The tragedy of the climate technocrats
Interesting piece by Steve Waldman critiquing my two favorite econbloggers, DeLong and Krugthulu, for technocratic approaches in a moralizing political context. I've altered it below to make it about climate instead of economics, and removed references to the two (UPDATE - from the comments, I'm not sure this experiment of mine is very clear, so I've altered it some more):
[The technocrat] laments that we have been “mugged by the moralizers” and admonishes us that “climate policy analysis is not a morality play“.
But the thing is, human affairs are a morality play, and climate policy, if it is to be useful at all, must be an account of human affairs. I have my share of disagreements with climate technocrats, but on balance I view them as smart, well-meaning people who would do more good than harm if they had greater influence over policy. But they won’t, and they can’t, and they shouldn’t, if they exempt themselves from the moral fray.... climate technocrats in general engage in [unrealistic assumptions] when they ignore moral concerns and the constraints “legitimacy” places on feasible policy.
It should be no surprise that human collectives choose bad climate policies when they deem those policies to be alternatives to policies that are wrong or unjust. Individual human beings act against their material interests all the time, providing full employment for economists who endlessly study the “ultimatum game“. Political choice combines diffuse personal costs with powerful moral signifiers. We should expect politics, including the politics that determines climate policy, to be dripping with moralism. And sure enough, it is! This doesn’t mean that policy outcomes are actually moral. (There’s a hypothesis we can falsify quickly.) But exhortations to policy that cannot survive in terms of moral framing are nullities. They are no less absurd than proposals to “whip inflation” by demanding increased production while simultaneously imposing price ceilings....

━━━━━━━━━━━━━━━━━━━━━━━━━━━━━━

● **REQUIREMENT A**:
Please copy the climate technocrats post word for word, everything from "But the thing" down to "on feasible policy.".
The text and the rows after it are unrelated and should be treated separately.

━━━━━━━━━━━━━━━━━━━━━━━━━━━━━━

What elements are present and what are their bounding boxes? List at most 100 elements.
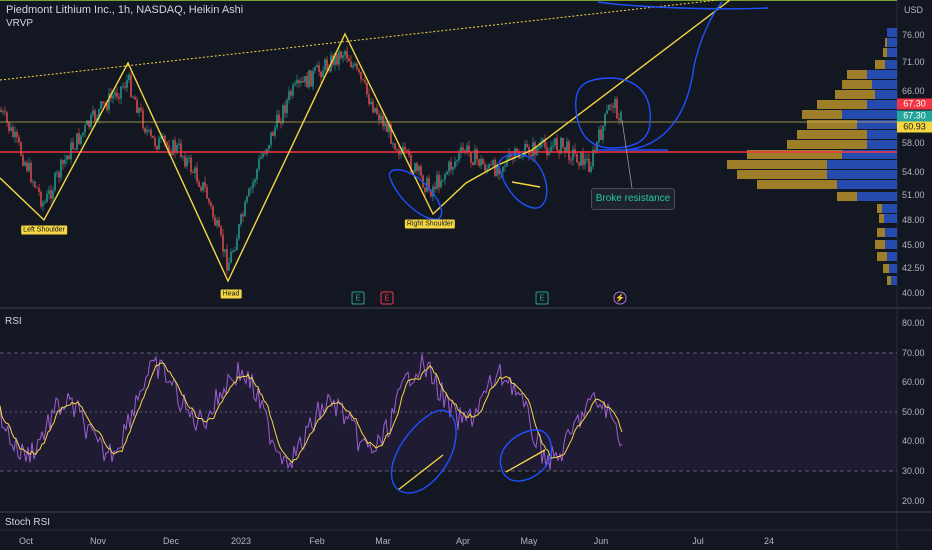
candle-body [450, 161, 452, 170]
candle-body [240, 214, 242, 225]
volume-profile-bar-down [847, 70, 867, 79]
chart-canvas[interactable] [0, 0, 932, 550]
candle-body [44, 201, 46, 203]
candle-body [434, 186, 436, 190]
candle-body [16, 131, 18, 138]
candle-body [216, 220, 218, 226]
candle-body [90, 114, 92, 127]
volume-profile-bar-up [837, 180, 897, 189]
candle-body [414, 163, 416, 173]
candle-body [20, 142, 22, 156]
candle-body [120, 86, 122, 99]
candle-body [566, 141, 568, 152]
candle-body [154, 137, 156, 147]
volume-profile-bar-up [867, 70, 897, 79]
candle-body [8, 122, 10, 131]
candle-body [316, 65, 318, 68]
volume-profile-bar-up [891, 276, 897, 285]
candle-body [30, 163, 32, 183]
candle-body [368, 94, 370, 105]
candle-body [392, 143, 394, 145]
candle-body [92, 110, 94, 115]
candle-body [48, 190, 50, 194]
volume-profile-bar-up [887, 38, 897, 47]
last-price-tag: 67.30 [897, 98, 932, 110]
candle-body [268, 145, 270, 149]
volume-profile-bar-up [887, 252, 897, 261]
earnings-icon[interactable]: E [351, 291, 365, 305]
candle-body [472, 162, 474, 165]
candle-body [374, 108, 376, 113]
candle-body [14, 131, 16, 138]
candle-body [260, 157, 262, 159]
candle-body [230, 251, 232, 263]
candle-body [546, 147, 548, 155]
candle-body [150, 129, 152, 136]
broke-resistance-callout[interactable]: Broke resistance [591, 188, 675, 210]
candle-body [252, 182, 254, 188]
candle-body [64, 159, 66, 164]
candle-body [488, 164, 490, 169]
candle-body [144, 128, 146, 133]
candle-body [24, 162, 26, 166]
candle-body [404, 146, 406, 151]
volume-profile-bar-down [837, 192, 857, 201]
candle-body [196, 167, 198, 182]
candle-body [448, 161, 450, 172]
earnings-icon[interactable]: E [535, 291, 549, 305]
price-tick: 48.00 [902, 215, 925, 225]
volume-profile-bar-up [887, 48, 897, 57]
price-tick: 42.50 [902, 263, 925, 273]
candle-body [70, 142, 72, 160]
candle-body [210, 202, 212, 207]
rsi-pane-label[interactable]: RSI [5, 316, 22, 327]
right-shoulder-label[interactable]: Right Shoulder [404, 219, 456, 229]
candle-body [584, 158, 586, 166]
volume-profile-bar-down [877, 252, 887, 261]
candle-body [46, 193, 48, 202]
candle-body [248, 189, 250, 197]
candle-body [484, 164, 486, 171]
candle-body [238, 224, 240, 239]
candle-body [218, 220, 220, 227]
event-icon[interactable]: ⚡ [613, 291, 627, 305]
earnings-icon[interactable]: E [380, 291, 394, 305]
candle-body [112, 95, 114, 99]
price-tick: 66.00 [902, 86, 925, 96]
candle-body [102, 101, 104, 104]
candle-body [326, 59, 328, 70]
candle-body [520, 157, 522, 159]
volume-profile-bar-up [827, 160, 897, 169]
candle-body [482, 159, 484, 165]
candle-body [158, 138, 160, 150]
candle-body [54, 173, 56, 191]
volume-profile-bar-down [842, 80, 872, 89]
candle-body [562, 137, 564, 148]
candle-body [0, 110, 2, 112]
candle-body [458, 153, 460, 161]
symbol-title[interactable]: Piedmont Lithium Inc., 1h, NASDAQ, Heiki… [6, 4, 243, 16]
indicator-label[interactable]: VRVP [6, 18, 33, 29]
candle-body [436, 174, 438, 190]
candle-body [184, 156, 186, 167]
candle-body [406, 150, 408, 152]
candle-body [616, 98, 618, 119]
candle-body [12, 127, 14, 138]
price-tick: 45.00 [902, 240, 925, 250]
candle-body [478, 159, 480, 166]
stoch-rsi-pane-label[interactable]: Stoch RSI [5, 517, 50, 528]
candle-body [386, 123, 388, 133]
volume-profile-bar-down [883, 264, 889, 273]
candle-body [4, 111, 6, 113]
left-shoulder-label[interactable]: Left Shoulder [21, 225, 67, 235]
time-tick: 2023 [230, 536, 252, 546]
close-price-tag: 67.30 [897, 110, 932, 122]
candle-body [284, 105, 286, 114]
candle-body [140, 108, 142, 111]
candle-body [338, 51, 340, 65]
candle-body [538, 147, 540, 149]
candle-body [556, 138, 558, 151]
price-tick: 51.00 [902, 190, 925, 200]
candle-body [234, 250, 236, 252]
head-label[interactable]: Head [220, 289, 242, 299]
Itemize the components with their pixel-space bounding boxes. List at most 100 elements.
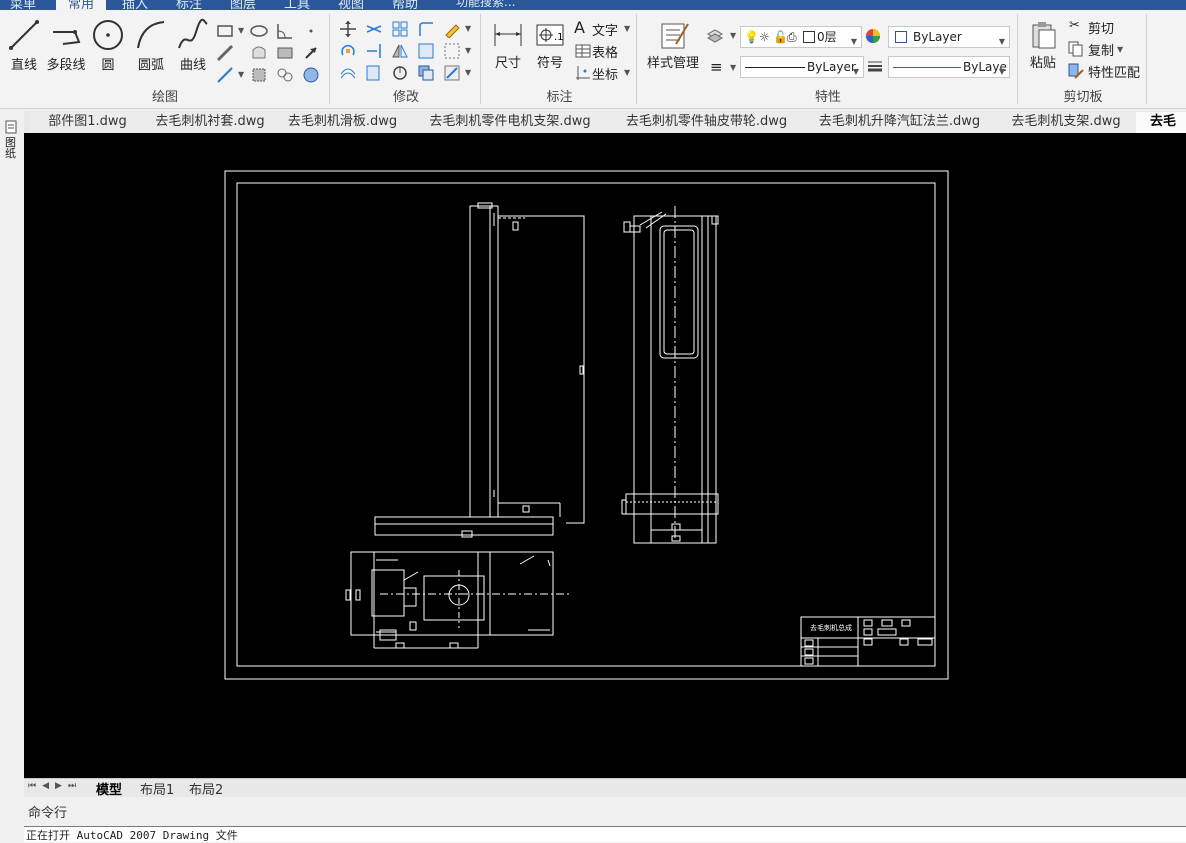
- file-tab[interactable]: 去毛刺机支架.dwg: [996, 112, 1137, 133]
- menu-item-insert[interactable]: 插入: [122, 0, 148, 10]
- paste-button[interactable]: 粘贴: [1025, 20, 1061, 71]
- hatch-icon[interactable]: [276, 44, 294, 62]
- linetype-list-icon[interactable]: ≡: [710, 58, 723, 76]
- menu-item-annotate[interactable]: 标注: [176, 0, 202, 10]
- lineweight-icon[interactable]: [866, 57, 884, 75]
- symbol-label: 符号: [536, 56, 563, 71]
- polyline-tool-button[interactable]: 多段线: [44, 18, 88, 73]
- dimension-button[interactable]: 尺寸: [488, 20, 528, 71]
- rectangle-dropdown-icon[interactable]: ▼: [238, 26, 244, 35]
- wipeout-icon[interactable]: [302, 66, 320, 84]
- layout-tab-layout1[interactable]: 布局1: [140, 779, 174, 798]
- file-tab[interactable]: 去毛刺机零件轴皮带轮.dwg: [610, 112, 804, 133]
- boundary-icon[interactable]: [250, 66, 268, 84]
- angle-icon[interactable]: [276, 22, 294, 40]
- pick-arrow-icon[interactable]: [302, 44, 320, 62]
- arc-tool-button[interactable]: 圆弧: [132, 18, 170, 73]
- scale-icon[interactable]: [365, 64, 383, 82]
- linetype-list-dropdown-icon[interactable]: ▼: [730, 63, 736, 72]
- color-select[interactable]: ByLayer ▼: [888, 26, 1010, 48]
- symbol-icon: .1: [536, 24, 564, 46]
- layer-select[interactable]: 💡 ☼ 🔓 ⎙ 0层 ▼: [740, 26, 862, 48]
- file-tab-label: 去毛刺机滑板.dwg: [287, 114, 398, 129]
- file-tab-active[interactable]: 去毛: [1136, 112, 1186, 133]
- style-manager-button[interactable]: 样式管理: [642, 20, 704, 71]
- symbol-button[interactable]: .1 符号: [532, 20, 568, 71]
- copy-dropdown-icon[interactable]: ▼: [1117, 45, 1123, 54]
- copy-object-icon[interactable]: [417, 64, 435, 82]
- command-line-title: 命令行: [28, 806, 68, 821]
- layout-tab-model[interactable]: 模型: [96, 779, 122, 798]
- trim-icon[interactable]: [365, 20, 383, 38]
- ray-icon[interactable]: [216, 66, 234, 84]
- file-tab[interactable]: 去毛刺机滑板.dwg: [275, 112, 411, 133]
- properties-edit-icon[interactable]: [443, 64, 461, 82]
- dimension-icon: [494, 24, 522, 46]
- file-tab[interactable]: 去毛刺机零件电机支架.dwg: [410, 112, 611, 133]
- erase-dropdown-icon[interactable]: ▼: [465, 24, 471, 33]
- color-wheel-icon[interactable]: [864, 27, 882, 45]
- offset-icon[interactable]: [339, 64, 357, 82]
- modify-more-dropdown-icon[interactable]: ▼: [465, 68, 471, 77]
- circle-tool-button[interactable]: 圆: [90, 18, 126, 73]
- explode-icon[interactable]: [443, 42, 461, 60]
- break-icon[interactable]: [391, 64, 409, 82]
- spline-tool-button[interactable]: 曲线: [174, 18, 212, 73]
- sheet-set-icon[interactable]: [4, 119, 20, 135]
- copy-button[interactable]: 复制: [1088, 40, 1114, 59]
- coordinate-dropdown-icon[interactable]: ▼: [624, 68, 630, 77]
- erase-icon[interactable]: [443, 20, 461, 38]
- annotation-panel: 尺寸 .1 符号 A 文字 ▼ 表格 坐标 ▼ 标注: [482, 10, 637, 108]
- fillet-icon[interactable]: [417, 20, 435, 38]
- menu-item-home[interactable]: 常用: [56, 0, 107, 10]
- table-button[interactable]: 表格: [592, 42, 618, 61]
- explode-dropdown-icon[interactable]: ▼: [465, 46, 471, 55]
- layout-tab-layout2[interactable]: 布局2: [189, 779, 223, 798]
- front-view: [374, 202, 585, 538]
- layer-manager-icon[interactable]: [706, 26, 724, 44]
- function-search-input[interactable]: 功能搜索...: [456, 0, 515, 10]
- color-value: ByLayer: [913, 30, 962, 44]
- file-tab[interactable]: 去毛刺机衬套.dwg: [145, 112, 276, 133]
- file-tab[interactable]: 去毛刺机升降汽缸法兰.dwg: [803, 112, 997, 133]
- extend-icon[interactable]: [365, 42, 383, 60]
- coordinate-button[interactable]: 坐标: [592, 64, 618, 83]
- title-block-text: 去毛刺机总成: [810, 623, 852, 632]
- region-icon[interactable]: [250, 44, 268, 62]
- stretch-icon[interactable]: [417, 42, 435, 60]
- revcloud-icon[interactable]: [276, 66, 294, 84]
- dimension-label: 尺寸: [494, 56, 521, 71]
- properties-panel: 样式管理 ▼ 💡 ☼ 🔓 ⎙ 0层 ▼ ByLayer ▼ ≡ ▼ ByLaye…: [638, 10, 1018, 108]
- text-button[interactable]: 文字: [592, 20, 618, 39]
- match-properties-button[interactable]: 特性匹配: [1088, 62, 1140, 81]
- file-tab[interactable]: 部件图1.dwg: [30, 112, 146, 133]
- menu-item-menu[interactable]: 菜单: [10, 0, 36, 10]
- coordinate-icon: [576, 66, 590, 80]
- menu-item-view[interactable]: 视图: [338, 0, 364, 10]
- linetype-dropdown-icon: ▼: [852, 67, 859, 76]
- line-tool-button[interactable]: 直线: [4, 18, 44, 73]
- cut-button[interactable]: 剪切: [1088, 18, 1114, 37]
- drawing-canvas[interactable]: 去毛刺机总成: [24, 133, 1186, 778]
- ray-dropdown-icon[interactable]: ▼: [238, 70, 244, 79]
- layout-nav-arrows-icon[interactable]: ⏮◀▶⏭: [28, 781, 82, 791]
- drawing-sheet-label[interactable]: 图纸: [5, 137, 19, 159]
- menu-item-tools[interactable]: 工具: [284, 0, 310, 10]
- command-history[interactable]: 正在打开 AutoCAD 2007 Drawing 文件: [24, 826, 1186, 842]
- construction-line-icon[interactable]: [216, 44, 234, 62]
- menu-item-layer[interactable]: 图层: [230, 0, 256, 10]
- mirror-icon[interactable]: [391, 42, 409, 60]
- point-icon[interactable]: [302, 22, 320, 40]
- rotate-icon[interactable]: [339, 42, 357, 60]
- text-icon: A: [574, 18, 585, 37]
- move-icon[interactable]: [339, 20, 357, 38]
- ellipse-icon[interactable]: [250, 22, 268, 40]
- linetype-select[interactable]: ByLayer ▼: [740, 56, 864, 78]
- rectangle-icon[interactable]: [216, 22, 234, 40]
- menu-item-help[interactable]: 帮助: [392, 0, 418, 10]
- layer-manager-dropdown-icon[interactable]: ▼: [730, 31, 736, 40]
- array-icon[interactable]: [391, 20, 409, 38]
- text-dropdown-icon[interactable]: ▼: [624, 24, 630, 33]
- lineweight-select[interactable]: ByLaye ▼: [888, 56, 1010, 78]
- copy-icon: [1068, 41, 1083, 57]
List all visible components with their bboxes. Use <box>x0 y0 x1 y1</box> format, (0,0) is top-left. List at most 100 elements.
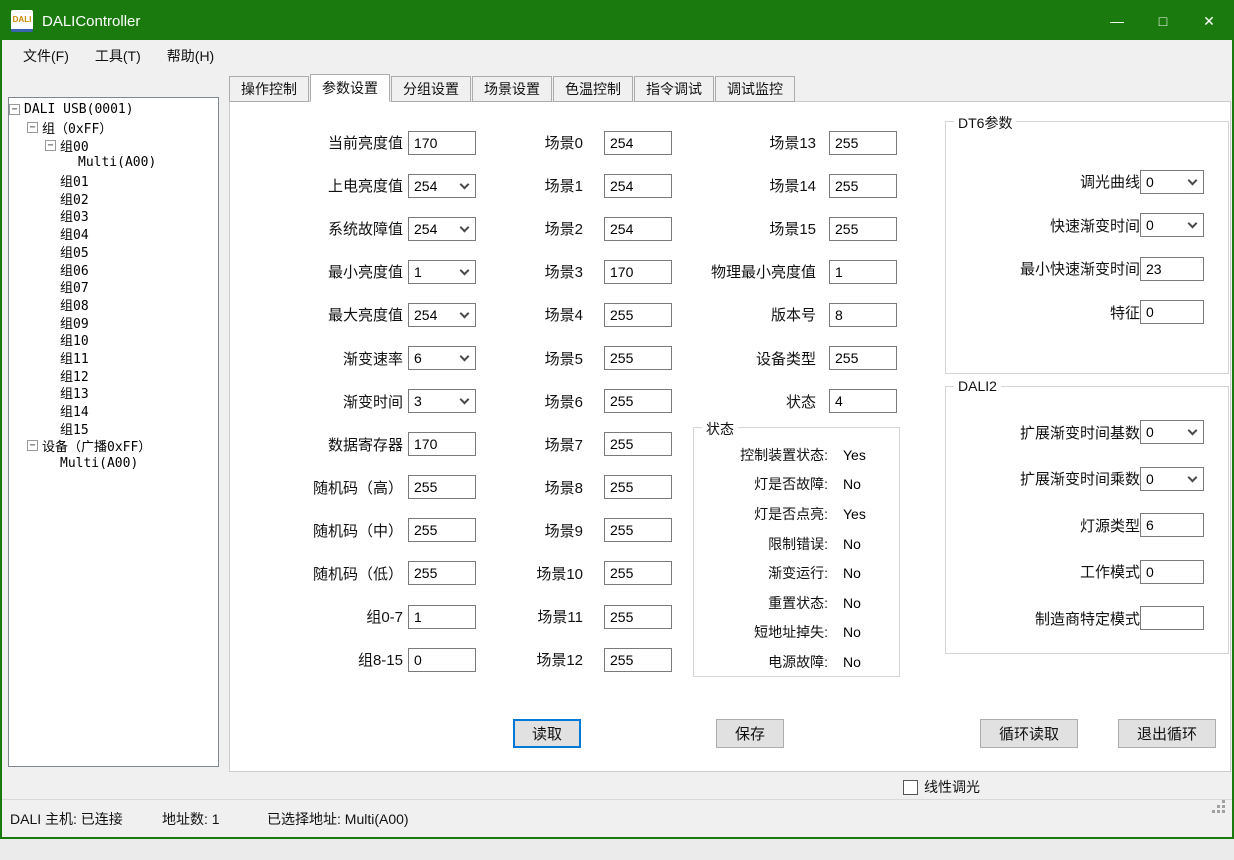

━━━━━━━━━━━━━━━━━━━━━━━━━━━━━━

● **REQUIREMENT B**:
In the rows, rename "paste-button" to "paste-btn" everywhere from the line containing "- file-tab[interactable]: 去毛刺机支架.dwg: [996, 112, 1137, 133]" down to the line containing "- menu-item-annotate[interactable]: 标注: [176, 0, 202, 10]", and return only those lines with nothing else changed.

● **TASK SOLUTION A**:
But the thing is, human affairs are a morality play, and climate policy, if it is to be useful at all, must be an account of human affairs. I have my share of disagreements with climate technocrats, but on balance I view them as smart, well-meaning people who would do more good than harm if they had greater influence over policy. But they won’t, and they can’t, and they shouldn’t, if they exempt themselves from the moral fray.... climate technocrats in general engage in [unrealistic assumptions] when they ignore moral concerns and the constraints “legitimacy” places on feasible policy.

● **TASK SOLUTION B**:
- file-tab[interactable]: 去毛刺机支架.dwg: [996, 112, 1137, 133]
- menu-item-insert[interactable]: 插入: [122, 0, 148, 10]
- paste-btn[interactable]: 粘贴: [1025, 20, 1061, 71]
- hatch-icon[interactable]: [276, 44, 294, 62]
- linetype-list-icon[interactable]: ≡: [710, 58, 723, 76]
- menu-item-annotate[interactable]: 标注: [176, 0, 202, 10]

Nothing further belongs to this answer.